■ Stated exercise
Please write out every line of the material below exactly as it stands, leaving out the pictures.

■ Layout annotation data
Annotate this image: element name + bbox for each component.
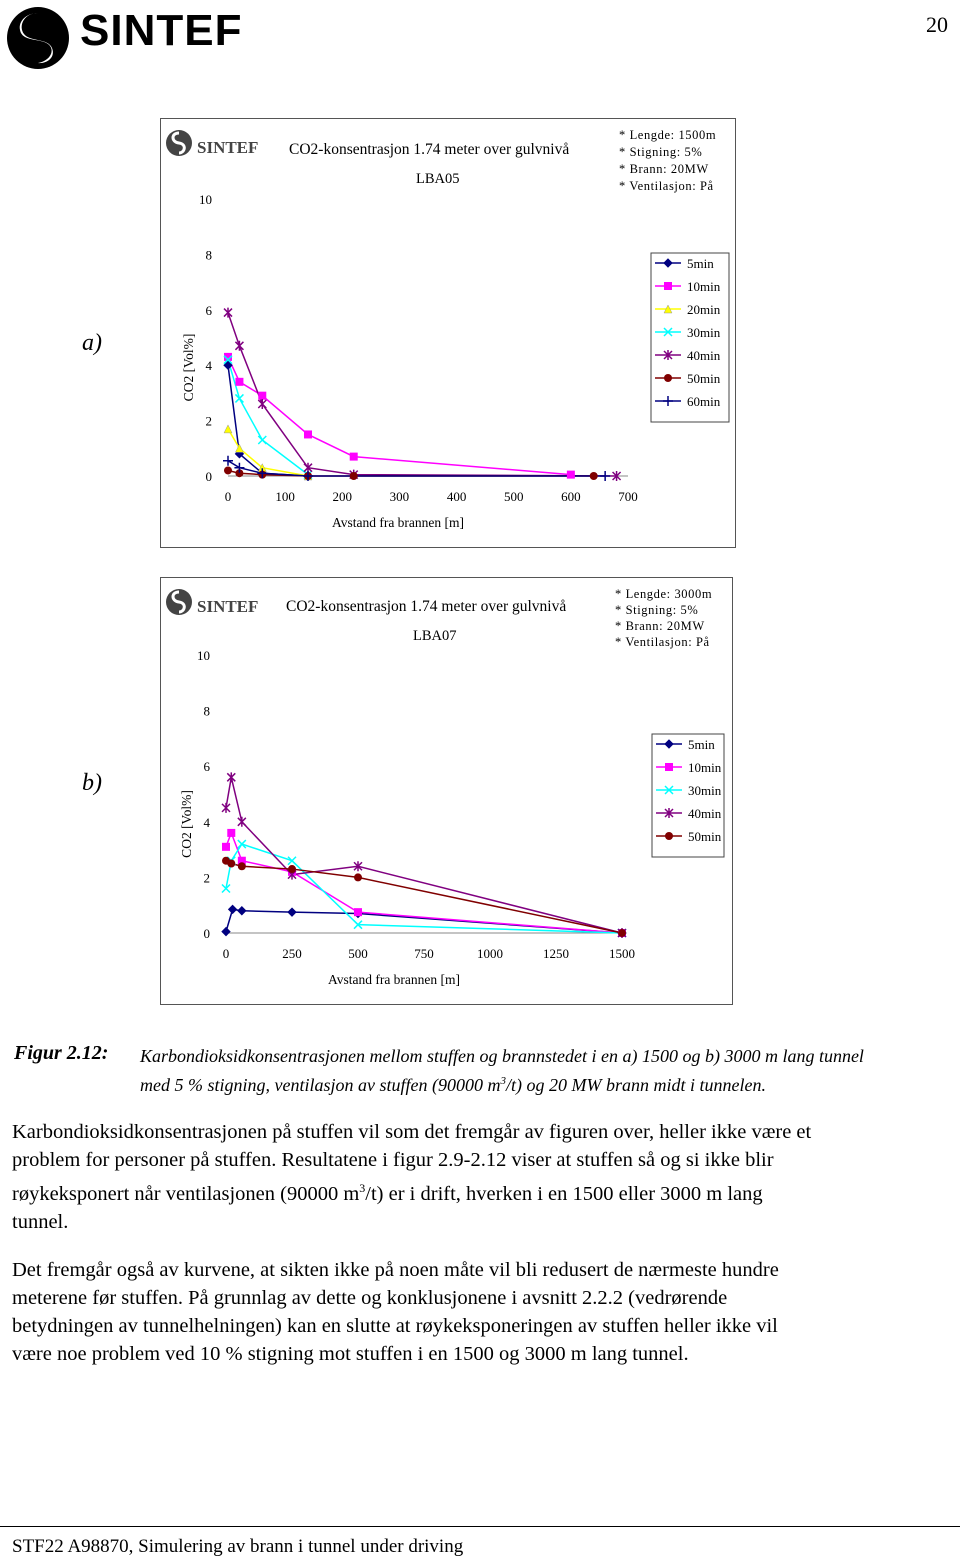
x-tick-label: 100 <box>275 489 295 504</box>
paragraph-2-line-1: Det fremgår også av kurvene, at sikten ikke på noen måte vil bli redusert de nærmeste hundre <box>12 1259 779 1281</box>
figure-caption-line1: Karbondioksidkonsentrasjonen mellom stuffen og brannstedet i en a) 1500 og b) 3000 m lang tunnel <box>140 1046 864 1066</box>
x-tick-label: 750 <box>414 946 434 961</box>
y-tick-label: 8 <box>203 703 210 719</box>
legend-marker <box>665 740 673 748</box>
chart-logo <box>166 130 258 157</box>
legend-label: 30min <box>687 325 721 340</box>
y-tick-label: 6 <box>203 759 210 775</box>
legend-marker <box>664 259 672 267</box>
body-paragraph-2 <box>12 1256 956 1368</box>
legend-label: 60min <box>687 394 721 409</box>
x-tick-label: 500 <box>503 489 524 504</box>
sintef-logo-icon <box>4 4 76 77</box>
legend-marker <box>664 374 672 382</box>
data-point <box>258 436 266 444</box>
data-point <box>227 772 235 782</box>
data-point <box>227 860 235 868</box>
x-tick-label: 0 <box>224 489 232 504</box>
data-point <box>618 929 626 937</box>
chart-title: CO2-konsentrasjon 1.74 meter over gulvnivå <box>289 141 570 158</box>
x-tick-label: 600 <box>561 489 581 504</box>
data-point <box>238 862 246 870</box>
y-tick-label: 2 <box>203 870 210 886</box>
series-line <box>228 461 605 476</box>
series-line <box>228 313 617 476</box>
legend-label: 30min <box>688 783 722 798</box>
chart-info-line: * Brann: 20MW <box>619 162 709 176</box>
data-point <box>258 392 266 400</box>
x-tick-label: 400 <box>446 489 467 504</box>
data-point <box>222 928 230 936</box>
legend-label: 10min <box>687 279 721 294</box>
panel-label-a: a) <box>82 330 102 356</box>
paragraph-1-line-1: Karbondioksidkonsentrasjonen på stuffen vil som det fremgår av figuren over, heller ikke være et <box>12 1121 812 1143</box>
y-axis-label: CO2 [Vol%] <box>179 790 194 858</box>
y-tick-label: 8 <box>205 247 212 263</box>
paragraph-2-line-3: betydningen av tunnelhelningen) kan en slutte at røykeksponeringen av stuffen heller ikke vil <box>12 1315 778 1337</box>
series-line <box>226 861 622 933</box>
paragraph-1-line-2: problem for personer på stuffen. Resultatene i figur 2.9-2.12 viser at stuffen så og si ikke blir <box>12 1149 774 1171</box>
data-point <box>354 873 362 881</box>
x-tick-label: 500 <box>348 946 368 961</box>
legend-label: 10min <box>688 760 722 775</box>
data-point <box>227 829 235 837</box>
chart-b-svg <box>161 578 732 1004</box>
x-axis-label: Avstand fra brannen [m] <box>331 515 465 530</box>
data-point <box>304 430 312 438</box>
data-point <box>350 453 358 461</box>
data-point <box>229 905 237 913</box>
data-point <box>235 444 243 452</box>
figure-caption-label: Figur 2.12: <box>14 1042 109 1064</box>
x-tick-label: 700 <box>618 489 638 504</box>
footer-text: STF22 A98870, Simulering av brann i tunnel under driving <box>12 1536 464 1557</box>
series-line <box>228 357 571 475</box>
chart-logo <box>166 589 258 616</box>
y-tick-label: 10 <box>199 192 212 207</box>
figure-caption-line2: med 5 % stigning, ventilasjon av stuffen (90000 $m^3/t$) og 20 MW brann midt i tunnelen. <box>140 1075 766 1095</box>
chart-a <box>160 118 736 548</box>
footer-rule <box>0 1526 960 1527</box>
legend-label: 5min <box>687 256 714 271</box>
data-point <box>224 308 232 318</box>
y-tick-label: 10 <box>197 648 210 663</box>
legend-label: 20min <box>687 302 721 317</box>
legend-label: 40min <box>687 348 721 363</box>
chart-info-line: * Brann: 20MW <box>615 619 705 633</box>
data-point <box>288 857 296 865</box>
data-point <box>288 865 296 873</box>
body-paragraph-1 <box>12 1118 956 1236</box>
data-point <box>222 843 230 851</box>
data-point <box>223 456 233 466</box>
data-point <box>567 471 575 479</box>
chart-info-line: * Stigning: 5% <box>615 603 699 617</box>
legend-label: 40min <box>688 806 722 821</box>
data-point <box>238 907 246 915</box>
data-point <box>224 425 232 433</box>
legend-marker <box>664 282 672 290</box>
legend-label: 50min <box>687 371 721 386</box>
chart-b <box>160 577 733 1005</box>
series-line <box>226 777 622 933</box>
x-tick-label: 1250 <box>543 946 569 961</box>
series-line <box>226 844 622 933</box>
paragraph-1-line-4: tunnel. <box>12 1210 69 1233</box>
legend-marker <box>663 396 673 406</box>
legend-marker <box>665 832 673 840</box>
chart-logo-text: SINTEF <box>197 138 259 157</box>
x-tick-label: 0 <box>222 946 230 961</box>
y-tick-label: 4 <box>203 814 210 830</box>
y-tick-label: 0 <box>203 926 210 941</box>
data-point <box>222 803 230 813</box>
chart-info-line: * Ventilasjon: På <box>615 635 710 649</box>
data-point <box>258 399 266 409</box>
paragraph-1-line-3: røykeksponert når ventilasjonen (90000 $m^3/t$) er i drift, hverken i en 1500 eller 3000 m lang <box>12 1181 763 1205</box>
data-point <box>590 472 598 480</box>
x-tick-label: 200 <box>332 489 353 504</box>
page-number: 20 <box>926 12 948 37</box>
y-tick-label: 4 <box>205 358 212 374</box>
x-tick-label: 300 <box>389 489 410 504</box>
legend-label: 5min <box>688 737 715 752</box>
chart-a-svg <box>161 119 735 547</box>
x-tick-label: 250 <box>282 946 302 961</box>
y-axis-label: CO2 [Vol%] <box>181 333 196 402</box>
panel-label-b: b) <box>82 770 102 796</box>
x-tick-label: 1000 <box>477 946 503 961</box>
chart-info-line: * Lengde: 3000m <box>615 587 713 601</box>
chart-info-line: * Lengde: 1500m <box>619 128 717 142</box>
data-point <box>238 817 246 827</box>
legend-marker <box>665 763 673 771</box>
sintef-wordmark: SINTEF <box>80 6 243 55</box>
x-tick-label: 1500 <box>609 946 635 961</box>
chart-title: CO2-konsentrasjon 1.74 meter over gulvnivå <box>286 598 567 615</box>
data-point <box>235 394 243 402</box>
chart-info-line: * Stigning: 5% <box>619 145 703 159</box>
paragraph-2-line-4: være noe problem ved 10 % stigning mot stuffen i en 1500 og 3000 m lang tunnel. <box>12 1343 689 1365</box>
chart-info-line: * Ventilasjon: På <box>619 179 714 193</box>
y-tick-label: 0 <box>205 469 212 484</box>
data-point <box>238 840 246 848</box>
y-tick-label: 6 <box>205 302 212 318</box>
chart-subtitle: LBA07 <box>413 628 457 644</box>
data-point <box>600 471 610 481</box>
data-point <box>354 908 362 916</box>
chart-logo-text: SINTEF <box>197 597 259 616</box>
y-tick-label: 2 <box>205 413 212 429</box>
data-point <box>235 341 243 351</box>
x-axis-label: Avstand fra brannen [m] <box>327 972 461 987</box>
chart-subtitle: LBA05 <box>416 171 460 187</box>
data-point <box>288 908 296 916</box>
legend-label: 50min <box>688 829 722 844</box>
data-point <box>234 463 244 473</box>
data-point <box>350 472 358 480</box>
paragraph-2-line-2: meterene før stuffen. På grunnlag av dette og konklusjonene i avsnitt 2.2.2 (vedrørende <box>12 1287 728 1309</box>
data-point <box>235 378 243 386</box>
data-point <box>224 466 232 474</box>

■ Solution for this problem
Annotate this image: element name + bbox for each component.
x-tick-label: 100 <box>275 489 295 504</box>
paragraph-2-line-1: Det fremgår også av kurvene, at sikten ikke på noen måte vil bli redusert de nærmeste hundre <box>12 1259 779 1281</box>
figure-caption-line1: Karbondioksidkonsentrasjonen mellom stuffen og brannstedet i en a) 1500 og b) 3000 m lang tunnel <box>140 1046 864 1066</box>
x-tick-label: 750 <box>414 946 434 961</box>
y-tick-label: 8 <box>203 703 210 719</box>
legend-marker <box>665 740 673 748</box>
chart-logo <box>166 130 258 157</box>
legend-label: 30min <box>687 325 721 340</box>
y-tick-label: 6 <box>203 759 210 775</box>
legend-marker <box>664 259 672 267</box>
body-paragraph-2 <box>12 1256 956 1368</box>
legend-label: 60min <box>687 394 721 409</box>
x-tick-label: 500 <box>503 489 524 504</box>
sintef-logo-icon <box>4 4 76 77</box>
legend-marker <box>664 374 672 382</box>
data-point <box>258 436 266 444</box>
data-point <box>227 772 235 782</box>
data-point <box>227 860 235 868</box>
x-tick-label: 0 <box>224 489 232 504</box>
data-point <box>618 929 626 937</box>
chart-title: CO2-konsentrasjon 1.74 meter over gulvnivå <box>289 141 570 158</box>
x-tick-label: 600 <box>561 489 581 504</box>
data-point <box>238 862 246 870</box>
y-tick-label: 2 <box>203 870 210 886</box>
series-line <box>228 461 605 476</box>
series-line <box>228 313 617 476</box>
legend-label: 30min <box>688 783 722 798</box>
chart-info-line: * Brann: 20MW <box>619 162 709 176</box>
data-point <box>258 392 266 400</box>
x-tick-label: 400 <box>446 489 467 504</box>
data-point <box>222 928 230 936</box>
legend-label: 10min <box>687 279 721 294</box>
panel-label-a: a) <box>82 330 102 356</box>
paragraph-1-line-1: Karbondioksidkonsentrasjonen på stuffen vil som det fremgår av figuren over, heller ikke være et <box>12 1121 812 1143</box>
y-axis-label: CO2 [Vol%] <box>179 790 194 858</box>
y-tick-label: 8 <box>205 247 212 263</box>
paragraph-2-line-3: betydningen av tunnelhelningen) kan en slutte at røykeksponeringen av stuffen heller ikke vil <box>12 1315 778 1337</box>
series-line <box>226 861 622 933</box>
paragraph-1-line-2: problem for personer på stuffen. Resultatene i figur 2.9-2.12 viser at stuffen så og si ikke blir <box>12 1149 774 1171</box>
data-point <box>354 873 362 881</box>
x-tick-label: 500 <box>348 946 368 961</box>
legend-label: 10min <box>688 760 722 775</box>
data-point <box>227 829 235 837</box>
chart-b-svg <box>161 578 732 1004</box>
x-axis-label: Avstand fra brannen [m] <box>331 515 465 530</box>
data-point <box>304 430 312 438</box>
data-point <box>350 453 358 461</box>
data-point <box>229 905 237 913</box>
data-point <box>235 444 243 452</box>
figure-caption-label: Figur 2.12: <box>14 1042 109 1064</box>
x-tick-label: 700 <box>618 489 638 504</box>
footer-text: STF22 A98870, Simulering av brann i tunnel under driving <box>12 1536 464 1557</box>
series-line <box>228 357 571 475</box>
chart-logo <box>166 589 258 616</box>
y-tick-label: 10 <box>199 192 212 207</box>
figure-caption-line2: med 5 % stigning, ventilasjon av stuffen (90000 $m^3/t$) og 20 MW brann midt i tunnelen. <box>140 1075 766 1095</box>
chart-a <box>160 118 736 548</box>
footer-rule <box>0 1526 960 1527</box>
legend-label: 5min <box>687 256 714 271</box>
data-point <box>224 308 232 318</box>
y-tick-label: 10 <box>197 648 210 663</box>
legend-label: 20min <box>687 302 721 317</box>
legend-label: 40min <box>687 348 721 363</box>
chart-info-line: * Brann: 20MW <box>615 619 705 633</box>
data-point <box>288 857 296 865</box>
data-point <box>288 865 296 873</box>
body-paragraph-1 <box>12 1118 956 1236</box>
data-point <box>222 843 230 851</box>
data-point <box>223 456 233 466</box>
data-point <box>567 471 575 479</box>
chart-info-line: * Stigning: 5% <box>615 603 699 617</box>
legend-label: 40min <box>688 806 722 821</box>
data-point <box>238 907 246 915</box>
data-point <box>224 425 232 433</box>
legend-marker <box>664 282 672 290</box>
legend-label: 50min <box>687 371 721 386</box>
chart-b <box>160 577 733 1005</box>
series-line <box>226 777 622 933</box>
x-tick-label: 1250 <box>543 946 569 961</box>
series-line <box>226 844 622 933</box>
paragraph-1-line-4: tunnel. <box>12 1210 69 1233</box>
legend-marker <box>663 396 673 406</box>
legend-marker <box>665 832 673 840</box>
chart-logo-text: SINTEF <box>197 138 259 157</box>
x-tick-label: 0 <box>222 946 230 961</box>
y-tick-label: 4 <box>203 814 210 830</box>
y-tick-label: 0 <box>203 926 210 941</box>
data-point <box>222 803 230 813</box>
chart-info-line: * Ventilasjon: På <box>615 635 710 649</box>
data-point <box>258 399 266 409</box>
paragraph-1-line-3: røykeksponert når ventilasjonen (90000 $m^3/t$) er i drift, hverken i en 1500 eller 3000 m lang <box>12 1181 763 1205</box>
data-point <box>590 472 598 480</box>
x-tick-label: 200 <box>332 489 353 504</box>
page-number: 20 <box>926 12 948 37</box>
y-tick-label: 4 <box>205 358 212 374</box>
x-tick-label: 300 <box>389 489 410 504</box>
legend-label: 5min <box>688 737 715 752</box>
chart-a-svg <box>161 119 735 547</box>
x-tick-label: 250 <box>282 946 302 961</box>
y-axis-label: CO2 [Vol%] <box>181 333 196 402</box>
panel-label-b: b) <box>82 770 102 796</box>
x-tick-label: 1000 <box>477 946 503 961</box>
chart-info-line: * Lengde: 3000m <box>615 587 713 601</box>
chart-info-line: * Lengde: 1500m <box>619 128 717 142</box>
data-point <box>238 817 246 827</box>
legend-marker <box>665 763 673 771</box>
sintef-wordmark: SINTEF <box>80 6 243 55</box>
x-tick-label: 1500 <box>609 946 635 961</box>
chart-title: CO2-konsentrasjon 1.74 meter over gulvnivå <box>286 598 567 615</box>
data-point <box>235 394 243 402</box>
chart-info-line: * Stigning: 5% <box>619 145 703 159</box>
paragraph-2-line-4: være noe problem ved 10 % stigning mot stuffen i en 1500 og 3000 m lang tunnel. <box>12 1343 689 1365</box>
chart-info-line: * Ventilasjon: På <box>619 179 714 193</box>
y-tick-label: 0 <box>205 469 212 484</box>
data-point <box>238 840 246 848</box>
y-tick-label: 6 <box>205 302 212 318</box>
chart-subtitle: LBA07 <box>413 628 457 644</box>
data-point <box>600 471 610 481</box>
data-point <box>354 908 362 916</box>
chart-logo-text: SINTEF <box>197 597 259 616</box>
y-tick-label: 2 <box>205 413 212 429</box>
data-point <box>235 341 243 351</box>
x-axis-label: Avstand fra brannen [m] <box>327 972 461 987</box>
chart-subtitle: LBA05 <box>416 171 460 187</box>
data-point <box>288 908 296 916</box>
legend-label: 50min <box>688 829 722 844</box>
data-point <box>234 463 244 473</box>
data-point <box>350 472 358 480</box>
paragraph-2-line-2: meterene før stuffen. På grunnlag av dette og konklusjonene i avsnitt 2.2.2 (vedrørende <box>12 1287 728 1309</box>
data-point <box>235 378 243 386</box>
data-point <box>224 466 232 474</box>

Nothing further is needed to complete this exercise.